> [Exercise]: Scan the entries below and count the lines holding the string "Sample". Supply only the number.

-- Material shown start --

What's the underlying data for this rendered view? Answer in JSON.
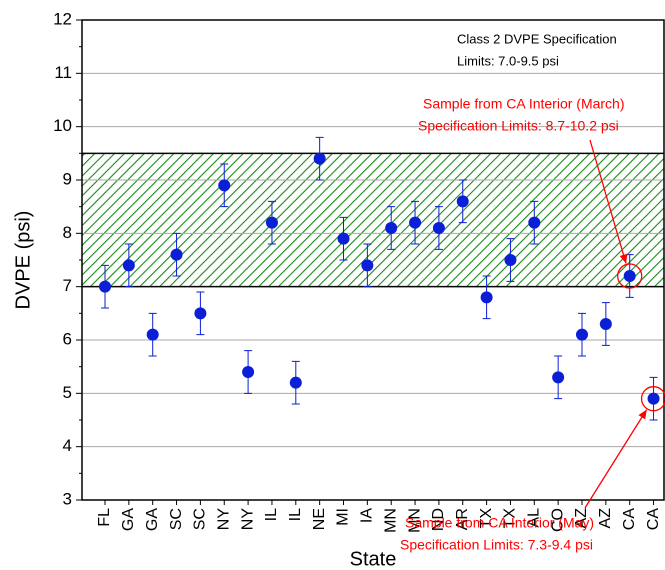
{
  "chart_data": {
    "type": "scatter",
    "xlabel": "State",
    "ylabel": "DVPE (psi)",
    "categories": [
      "FL",
      "GA",
      "GA",
      "SC",
      "SC",
      "NY",
      "NY",
      "IL",
      "IL",
      "NE",
      "MI",
      "IA",
      "MN",
      "MN",
      "ND",
      "AR",
      "TX",
      "TX",
      "AL",
      "CO",
      "AZ",
      "AZ",
      "CA",
      "CA"
    ],
    "values": [
      7.0,
      7.4,
      6.1,
      7.6,
      6.5,
      8.9,
      5.4,
      8.2,
      5.2,
      9.4,
      7.9,
      7.4,
      8.1,
      8.2,
      8.1,
      8.6,
      6.8,
      7.5,
      8.2,
      5.3,
      6.1,
      6.3,
      7.2,
      4.9
    ],
    "errors": [
      0.4,
      0.4,
      0.4,
      0.4,
      0.4,
      0.4,
      0.4,
      0.4,
      0.4,
      0.4,
      0.4,
      0.4,
      0.4,
      0.4,
      0.4,
      0.4,
      0.4,
      0.4,
      0.4,
      0.4,
      0.4,
      0.4,
      0.4,
      0.4
    ],
    "color": "#0a1fd6",
    "ylim": [
      3,
      12
    ],
    "yticks": [
      3,
      4,
      5,
      6,
      7,
      8,
      9,
      10,
      11,
      12
    ],
    "grid": true,
    "spec_band": {
      "range": [
        7.0,
        9.5
      ],
      "color": "#1a8a1a"
    },
    "annotations": [
      {
        "lines": [
          "Class 2 DVPE Specification",
          "Limits: 7.0-9.5 psi"
        ],
        "color": "#000000"
      },
      {
        "lines": [
          "Sample from CA Interior (March)",
          "Specification Limits: 8.7-10.2 psi"
        ],
        "color": "#ff0000"
      },
      {
        "lines": [
          "Sample from CA Interior (May)",
          "Specification Limits: 7.3-9.4 psi"
        ],
        "color": "#ff0000"
      }
    ]
  }
}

-- Material shown end --

> [Task response]: 2